Dataset entries:
= = = = = = =

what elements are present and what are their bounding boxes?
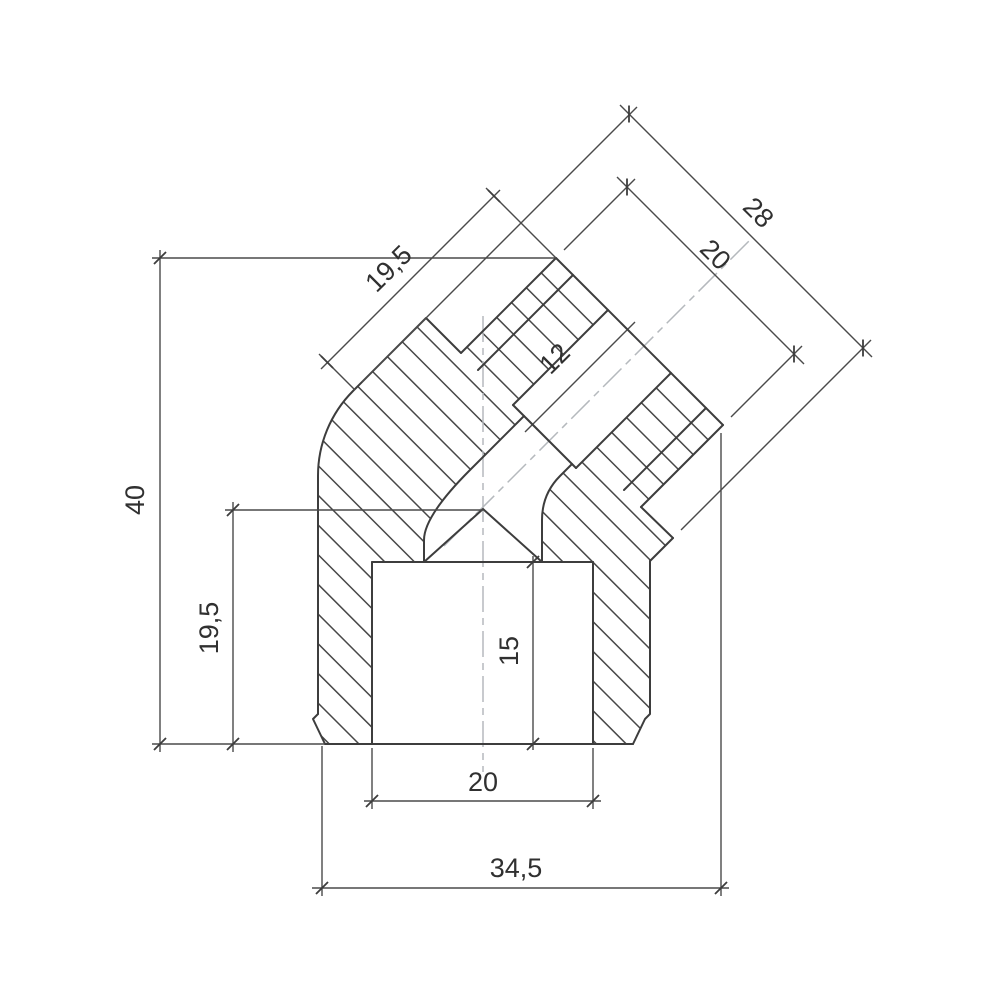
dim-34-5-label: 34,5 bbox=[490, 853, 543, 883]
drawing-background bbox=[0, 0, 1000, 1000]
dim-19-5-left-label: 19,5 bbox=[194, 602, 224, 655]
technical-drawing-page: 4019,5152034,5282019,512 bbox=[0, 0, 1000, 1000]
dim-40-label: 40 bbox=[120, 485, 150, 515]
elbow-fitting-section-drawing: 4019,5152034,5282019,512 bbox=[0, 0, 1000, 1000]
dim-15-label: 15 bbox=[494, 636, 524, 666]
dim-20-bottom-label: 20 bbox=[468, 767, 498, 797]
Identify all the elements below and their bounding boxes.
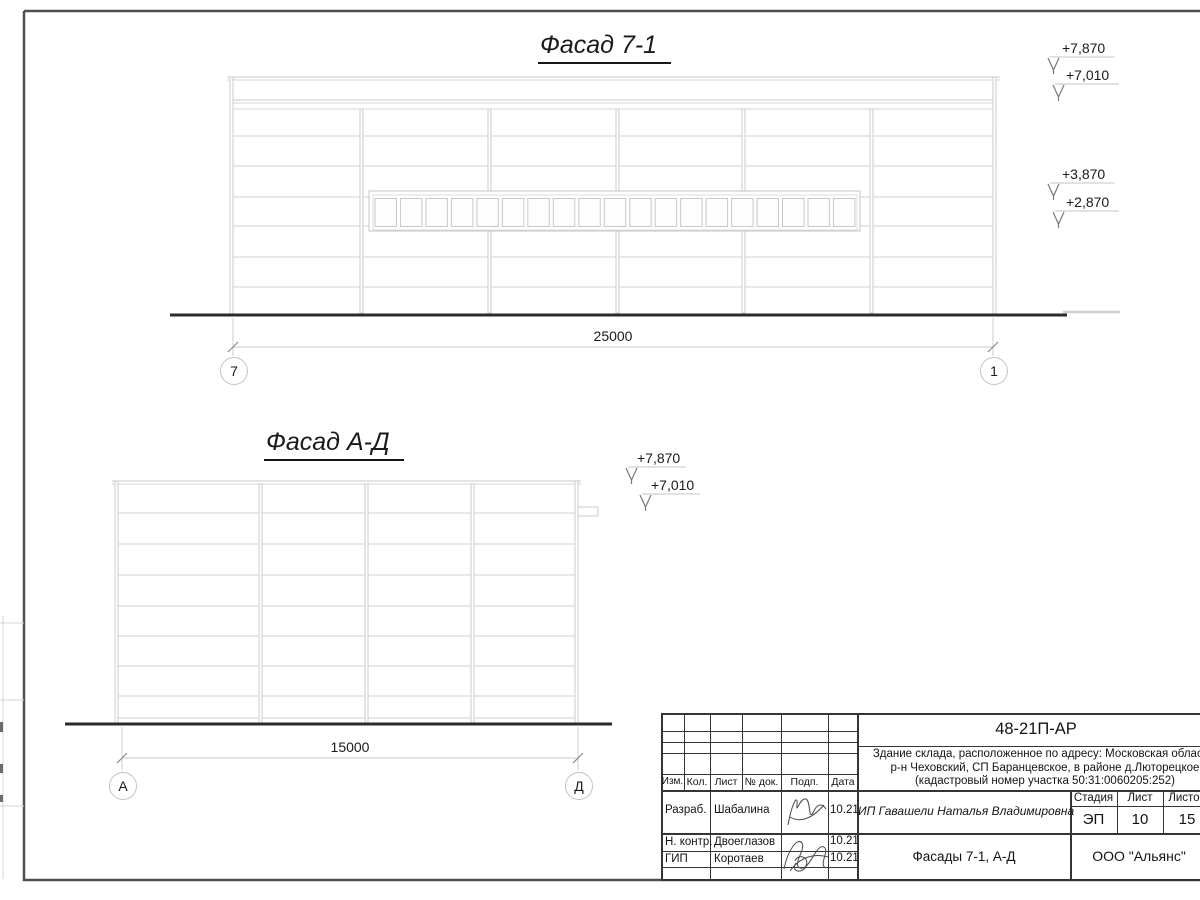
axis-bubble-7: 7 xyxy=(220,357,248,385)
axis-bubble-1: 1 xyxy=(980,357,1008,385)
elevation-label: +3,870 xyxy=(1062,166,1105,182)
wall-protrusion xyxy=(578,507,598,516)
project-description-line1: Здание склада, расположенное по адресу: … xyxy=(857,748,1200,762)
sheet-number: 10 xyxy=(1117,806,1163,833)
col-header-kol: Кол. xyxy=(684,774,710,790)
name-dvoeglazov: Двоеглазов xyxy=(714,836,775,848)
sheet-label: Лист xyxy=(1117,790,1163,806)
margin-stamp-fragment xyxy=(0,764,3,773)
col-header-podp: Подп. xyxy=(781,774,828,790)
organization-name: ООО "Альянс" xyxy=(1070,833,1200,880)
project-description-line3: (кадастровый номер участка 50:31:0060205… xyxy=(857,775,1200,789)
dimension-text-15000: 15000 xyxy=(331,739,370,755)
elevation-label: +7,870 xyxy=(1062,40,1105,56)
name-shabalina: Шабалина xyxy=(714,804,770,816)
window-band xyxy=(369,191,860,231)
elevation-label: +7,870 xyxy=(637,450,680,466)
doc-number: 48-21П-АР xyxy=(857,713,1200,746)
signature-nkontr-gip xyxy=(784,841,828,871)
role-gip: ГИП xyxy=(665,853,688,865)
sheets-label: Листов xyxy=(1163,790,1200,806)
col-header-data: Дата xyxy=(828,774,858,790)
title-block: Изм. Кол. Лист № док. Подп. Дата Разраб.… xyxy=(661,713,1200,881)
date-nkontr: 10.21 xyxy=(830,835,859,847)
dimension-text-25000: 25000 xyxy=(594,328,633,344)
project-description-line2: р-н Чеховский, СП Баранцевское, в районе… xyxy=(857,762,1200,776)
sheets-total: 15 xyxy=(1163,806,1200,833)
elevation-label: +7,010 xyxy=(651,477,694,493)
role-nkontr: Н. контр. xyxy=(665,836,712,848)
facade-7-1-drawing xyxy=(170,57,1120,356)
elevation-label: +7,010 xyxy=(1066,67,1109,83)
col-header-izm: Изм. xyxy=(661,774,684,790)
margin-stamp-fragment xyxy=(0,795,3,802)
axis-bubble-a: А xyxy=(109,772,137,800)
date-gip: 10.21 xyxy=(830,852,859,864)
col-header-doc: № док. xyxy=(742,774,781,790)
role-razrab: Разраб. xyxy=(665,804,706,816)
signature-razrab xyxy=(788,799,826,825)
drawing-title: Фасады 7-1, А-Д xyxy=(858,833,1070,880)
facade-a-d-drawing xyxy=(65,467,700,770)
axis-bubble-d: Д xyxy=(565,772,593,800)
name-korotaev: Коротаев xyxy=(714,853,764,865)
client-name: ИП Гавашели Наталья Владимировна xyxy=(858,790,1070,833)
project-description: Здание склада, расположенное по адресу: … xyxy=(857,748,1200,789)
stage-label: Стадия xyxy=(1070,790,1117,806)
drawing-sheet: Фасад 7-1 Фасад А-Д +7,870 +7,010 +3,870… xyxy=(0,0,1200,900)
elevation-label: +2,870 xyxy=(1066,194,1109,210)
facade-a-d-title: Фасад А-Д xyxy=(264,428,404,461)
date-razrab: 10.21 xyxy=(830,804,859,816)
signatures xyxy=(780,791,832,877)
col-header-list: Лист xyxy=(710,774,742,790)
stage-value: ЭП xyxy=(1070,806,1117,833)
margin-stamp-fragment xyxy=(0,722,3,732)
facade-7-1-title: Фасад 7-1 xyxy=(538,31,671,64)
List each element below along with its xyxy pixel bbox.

= = = = = = =

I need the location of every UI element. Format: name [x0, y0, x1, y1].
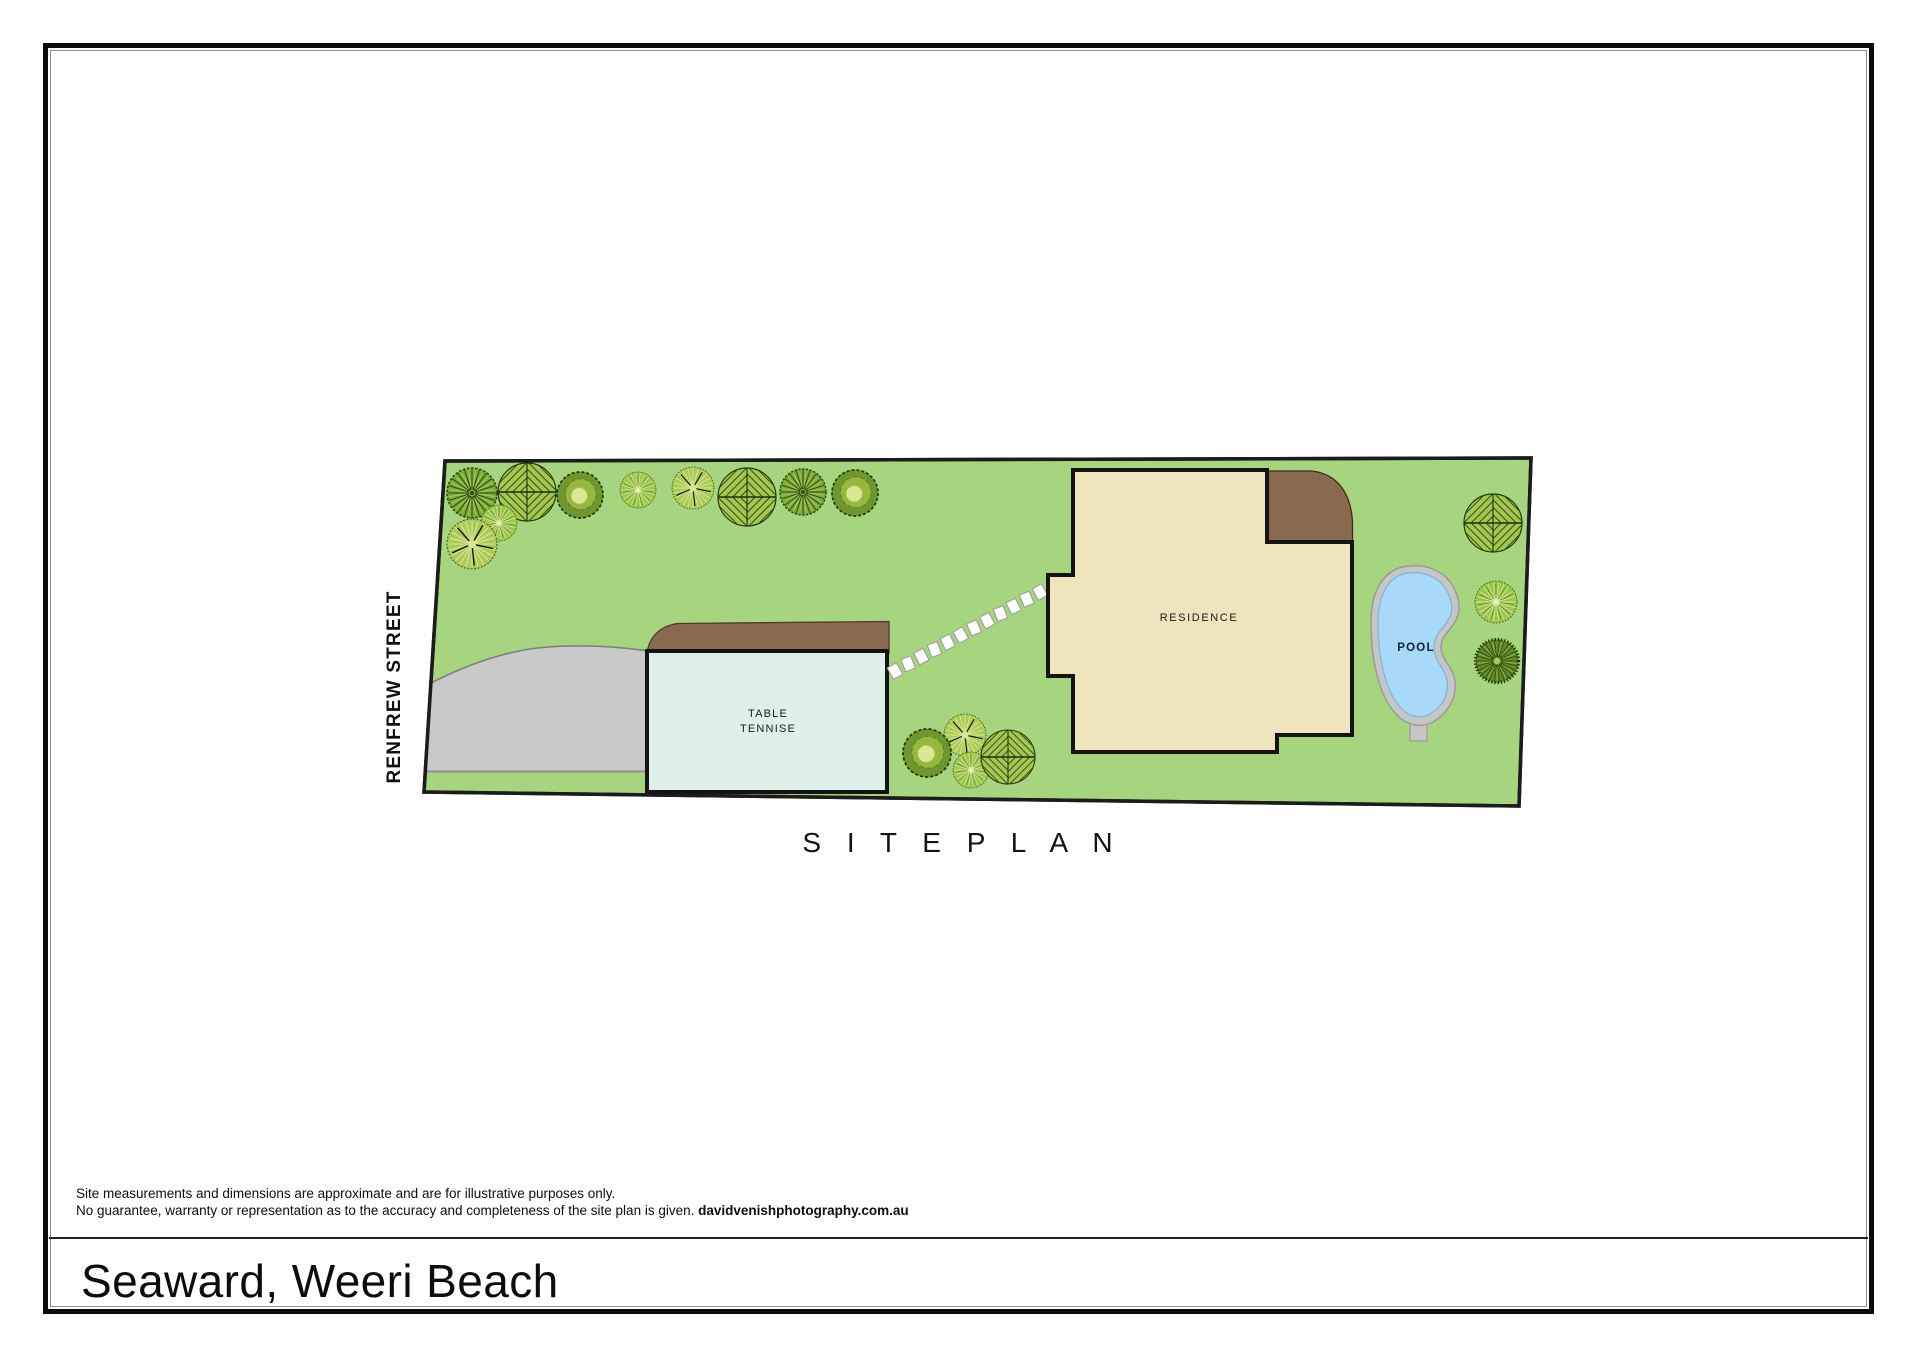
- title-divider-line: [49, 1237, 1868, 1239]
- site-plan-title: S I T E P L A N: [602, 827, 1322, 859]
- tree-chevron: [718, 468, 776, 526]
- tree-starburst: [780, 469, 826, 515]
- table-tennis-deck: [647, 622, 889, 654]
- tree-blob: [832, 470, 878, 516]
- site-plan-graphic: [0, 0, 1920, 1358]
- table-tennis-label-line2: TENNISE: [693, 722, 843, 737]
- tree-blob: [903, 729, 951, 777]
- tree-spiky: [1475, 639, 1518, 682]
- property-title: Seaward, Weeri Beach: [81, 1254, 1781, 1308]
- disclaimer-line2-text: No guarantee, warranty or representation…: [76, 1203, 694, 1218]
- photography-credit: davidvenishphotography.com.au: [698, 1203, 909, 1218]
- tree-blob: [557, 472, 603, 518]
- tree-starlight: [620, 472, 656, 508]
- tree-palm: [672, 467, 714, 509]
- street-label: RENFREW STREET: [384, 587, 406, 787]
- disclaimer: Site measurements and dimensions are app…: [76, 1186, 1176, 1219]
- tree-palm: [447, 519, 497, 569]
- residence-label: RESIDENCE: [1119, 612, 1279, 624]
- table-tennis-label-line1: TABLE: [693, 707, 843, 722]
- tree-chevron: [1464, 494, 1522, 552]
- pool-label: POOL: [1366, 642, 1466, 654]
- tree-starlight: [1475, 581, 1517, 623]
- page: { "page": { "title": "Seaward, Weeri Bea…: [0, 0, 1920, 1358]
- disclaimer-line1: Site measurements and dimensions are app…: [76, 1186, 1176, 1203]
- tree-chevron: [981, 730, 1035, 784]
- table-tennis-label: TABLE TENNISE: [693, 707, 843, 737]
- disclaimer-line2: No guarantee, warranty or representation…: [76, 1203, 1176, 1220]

= = = = = = =

(Exercise details):
Give the records from the line with "what elements are" up to and including the line with "Identify all the" as a numbered list, leaving out blank lines and the pictures.

(In response):
1. what elements are present and what are their bounding boxes?
2. dim-34-5-label: 34,5 bbox=[490, 853, 543, 883]
3. drawing-background bbox=[0, 0, 1000, 1000]
4. dim-19-5-left-label: 19,5 bbox=[194, 602, 224, 655]
5. technical-drawing-page: 4019,5152034,5282019,512 bbox=[0, 0, 1000, 1000]
6. dim-40-label: 40 bbox=[120, 485, 150, 515]
7. elbow-fitting-section-drawing: 4019,5152034,5282019,512 bbox=[0, 0, 1000, 1000]
8. dim-15-label: 15 bbox=[494, 636, 524, 666]
9. dim-20-bottom-label: 20 bbox=[468, 767, 498, 797]
10. Identify all the elements below and their bounding boxes.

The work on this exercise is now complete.